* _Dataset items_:
+ + + + + + +

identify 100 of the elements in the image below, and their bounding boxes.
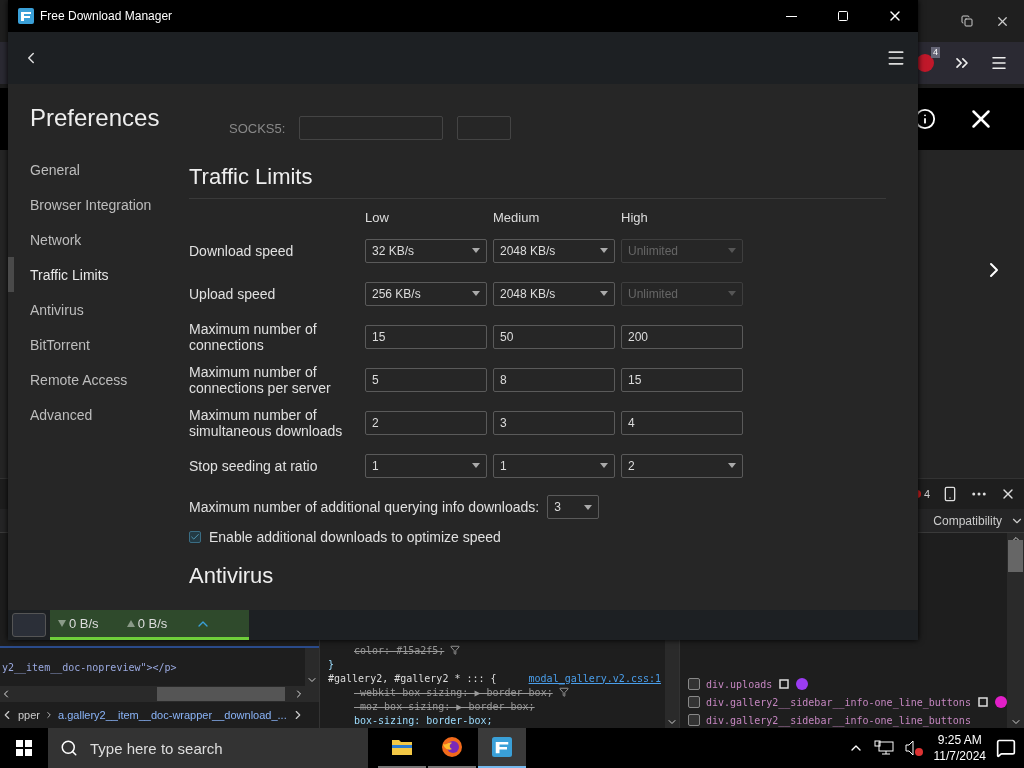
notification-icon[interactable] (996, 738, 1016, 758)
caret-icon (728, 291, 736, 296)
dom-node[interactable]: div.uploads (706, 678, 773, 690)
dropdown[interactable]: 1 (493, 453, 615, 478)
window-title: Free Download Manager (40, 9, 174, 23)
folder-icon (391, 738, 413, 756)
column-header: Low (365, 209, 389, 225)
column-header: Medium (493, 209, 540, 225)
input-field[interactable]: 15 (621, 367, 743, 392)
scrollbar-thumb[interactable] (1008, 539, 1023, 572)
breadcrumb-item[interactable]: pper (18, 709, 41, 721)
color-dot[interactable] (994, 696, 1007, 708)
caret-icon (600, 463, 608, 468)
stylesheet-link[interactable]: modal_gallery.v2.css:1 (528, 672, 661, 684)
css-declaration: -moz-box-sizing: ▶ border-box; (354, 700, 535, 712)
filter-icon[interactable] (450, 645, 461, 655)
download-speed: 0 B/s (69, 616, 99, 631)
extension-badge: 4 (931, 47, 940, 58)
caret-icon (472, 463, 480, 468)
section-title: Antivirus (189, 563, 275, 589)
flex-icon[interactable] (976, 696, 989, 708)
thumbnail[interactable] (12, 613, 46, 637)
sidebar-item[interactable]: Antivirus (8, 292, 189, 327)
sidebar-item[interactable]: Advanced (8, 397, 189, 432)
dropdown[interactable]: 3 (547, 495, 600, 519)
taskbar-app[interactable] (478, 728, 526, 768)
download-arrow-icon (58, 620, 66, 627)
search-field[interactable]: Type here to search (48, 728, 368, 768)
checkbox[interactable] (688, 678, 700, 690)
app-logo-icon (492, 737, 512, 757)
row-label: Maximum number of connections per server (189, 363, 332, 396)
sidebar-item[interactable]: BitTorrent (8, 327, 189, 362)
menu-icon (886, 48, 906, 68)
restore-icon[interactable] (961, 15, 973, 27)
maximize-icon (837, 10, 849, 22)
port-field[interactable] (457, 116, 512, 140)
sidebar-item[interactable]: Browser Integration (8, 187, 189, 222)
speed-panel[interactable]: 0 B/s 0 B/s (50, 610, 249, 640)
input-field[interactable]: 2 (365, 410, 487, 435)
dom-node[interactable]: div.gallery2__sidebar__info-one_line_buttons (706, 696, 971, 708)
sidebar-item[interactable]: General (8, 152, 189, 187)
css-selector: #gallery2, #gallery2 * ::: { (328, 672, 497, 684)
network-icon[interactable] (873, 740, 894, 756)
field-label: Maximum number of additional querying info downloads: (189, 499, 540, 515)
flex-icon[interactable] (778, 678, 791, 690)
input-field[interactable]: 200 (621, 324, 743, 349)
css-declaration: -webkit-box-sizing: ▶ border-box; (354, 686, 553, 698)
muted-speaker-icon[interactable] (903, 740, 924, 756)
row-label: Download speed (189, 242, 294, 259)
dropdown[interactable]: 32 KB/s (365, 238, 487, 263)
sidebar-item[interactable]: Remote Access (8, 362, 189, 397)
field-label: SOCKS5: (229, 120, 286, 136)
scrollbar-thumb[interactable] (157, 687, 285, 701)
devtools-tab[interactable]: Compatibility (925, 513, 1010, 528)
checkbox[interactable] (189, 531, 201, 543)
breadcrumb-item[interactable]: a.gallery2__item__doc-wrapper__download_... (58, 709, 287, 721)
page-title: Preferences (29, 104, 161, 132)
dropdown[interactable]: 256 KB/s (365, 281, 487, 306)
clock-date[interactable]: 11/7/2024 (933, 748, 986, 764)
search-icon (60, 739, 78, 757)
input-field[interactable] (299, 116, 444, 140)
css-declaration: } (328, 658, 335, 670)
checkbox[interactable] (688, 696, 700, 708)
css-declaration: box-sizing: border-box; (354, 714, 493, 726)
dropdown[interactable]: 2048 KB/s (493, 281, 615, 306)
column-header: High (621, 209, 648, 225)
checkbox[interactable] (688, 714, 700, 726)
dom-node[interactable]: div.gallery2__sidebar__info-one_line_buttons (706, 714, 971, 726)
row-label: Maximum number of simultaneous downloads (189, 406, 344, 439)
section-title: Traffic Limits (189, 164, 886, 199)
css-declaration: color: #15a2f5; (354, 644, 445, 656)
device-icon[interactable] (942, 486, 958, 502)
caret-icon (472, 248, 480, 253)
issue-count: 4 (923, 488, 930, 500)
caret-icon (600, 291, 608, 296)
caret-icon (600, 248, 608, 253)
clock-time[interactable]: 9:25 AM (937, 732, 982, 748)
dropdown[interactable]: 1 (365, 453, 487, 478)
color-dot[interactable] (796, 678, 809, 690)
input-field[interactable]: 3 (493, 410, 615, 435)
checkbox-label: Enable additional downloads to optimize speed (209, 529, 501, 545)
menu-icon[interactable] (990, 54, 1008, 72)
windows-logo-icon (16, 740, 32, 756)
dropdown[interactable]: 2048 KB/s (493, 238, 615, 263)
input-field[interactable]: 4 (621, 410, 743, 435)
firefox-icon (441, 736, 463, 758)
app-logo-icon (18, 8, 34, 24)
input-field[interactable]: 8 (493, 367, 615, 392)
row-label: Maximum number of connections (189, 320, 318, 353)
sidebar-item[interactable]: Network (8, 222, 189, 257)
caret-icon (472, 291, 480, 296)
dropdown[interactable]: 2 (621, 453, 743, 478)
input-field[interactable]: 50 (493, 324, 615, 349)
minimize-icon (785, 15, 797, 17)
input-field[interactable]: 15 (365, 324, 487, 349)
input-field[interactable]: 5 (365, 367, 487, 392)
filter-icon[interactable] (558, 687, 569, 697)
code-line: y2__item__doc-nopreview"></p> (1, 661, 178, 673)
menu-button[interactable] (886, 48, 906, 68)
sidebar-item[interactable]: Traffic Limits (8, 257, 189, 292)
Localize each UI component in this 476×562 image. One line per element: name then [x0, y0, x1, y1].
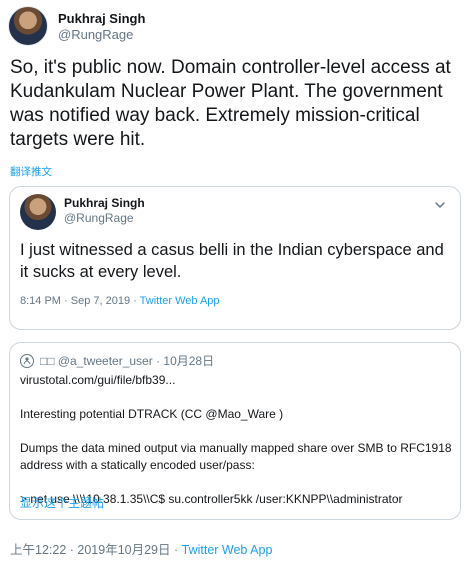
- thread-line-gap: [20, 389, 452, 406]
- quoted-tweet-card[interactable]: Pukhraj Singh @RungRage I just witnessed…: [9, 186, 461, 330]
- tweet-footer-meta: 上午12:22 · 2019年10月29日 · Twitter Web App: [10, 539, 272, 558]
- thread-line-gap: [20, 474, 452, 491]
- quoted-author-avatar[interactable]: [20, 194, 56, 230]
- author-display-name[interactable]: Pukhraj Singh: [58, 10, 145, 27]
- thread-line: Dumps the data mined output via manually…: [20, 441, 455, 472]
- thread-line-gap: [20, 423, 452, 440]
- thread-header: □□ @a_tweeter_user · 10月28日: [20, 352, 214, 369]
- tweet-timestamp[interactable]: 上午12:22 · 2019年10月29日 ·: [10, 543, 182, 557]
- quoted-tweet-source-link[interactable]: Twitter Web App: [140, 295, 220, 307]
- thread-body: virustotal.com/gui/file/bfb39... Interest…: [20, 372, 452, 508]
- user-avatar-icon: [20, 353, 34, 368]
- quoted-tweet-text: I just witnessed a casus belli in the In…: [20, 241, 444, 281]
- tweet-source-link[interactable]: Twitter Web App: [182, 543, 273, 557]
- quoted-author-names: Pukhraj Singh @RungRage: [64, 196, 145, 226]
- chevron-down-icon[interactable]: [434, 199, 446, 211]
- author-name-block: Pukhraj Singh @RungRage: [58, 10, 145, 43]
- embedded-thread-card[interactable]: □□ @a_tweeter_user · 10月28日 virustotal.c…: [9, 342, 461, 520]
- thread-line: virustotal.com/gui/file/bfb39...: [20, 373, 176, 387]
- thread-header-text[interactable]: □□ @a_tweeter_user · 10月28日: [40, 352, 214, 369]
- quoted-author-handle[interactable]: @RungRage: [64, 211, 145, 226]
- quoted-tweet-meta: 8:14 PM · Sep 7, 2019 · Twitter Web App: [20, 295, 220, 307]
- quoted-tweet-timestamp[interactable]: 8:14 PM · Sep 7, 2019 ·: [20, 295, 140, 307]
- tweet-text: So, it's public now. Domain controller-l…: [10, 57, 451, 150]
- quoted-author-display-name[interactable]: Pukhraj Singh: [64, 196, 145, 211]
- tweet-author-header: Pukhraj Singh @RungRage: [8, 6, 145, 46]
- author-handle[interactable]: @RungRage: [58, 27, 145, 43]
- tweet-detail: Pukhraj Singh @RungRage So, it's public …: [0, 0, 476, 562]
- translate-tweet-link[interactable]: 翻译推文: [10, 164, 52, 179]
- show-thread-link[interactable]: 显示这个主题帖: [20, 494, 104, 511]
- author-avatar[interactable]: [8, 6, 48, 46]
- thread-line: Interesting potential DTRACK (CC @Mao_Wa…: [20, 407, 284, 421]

+ + + + + + +

* _What is being asked_: Look over the records above and filter for each line with the word "caret".

* _Solution to this task_:
caret-icon (728, 291, 736, 296)
caret-icon (600, 463, 608, 468)
caret-icon (472, 463, 480, 468)
caret-icon (472, 248, 480, 253)
caret-icon (600, 291, 608, 296)
caret-icon (600, 248, 608, 253)
caret-icon (472, 291, 480, 296)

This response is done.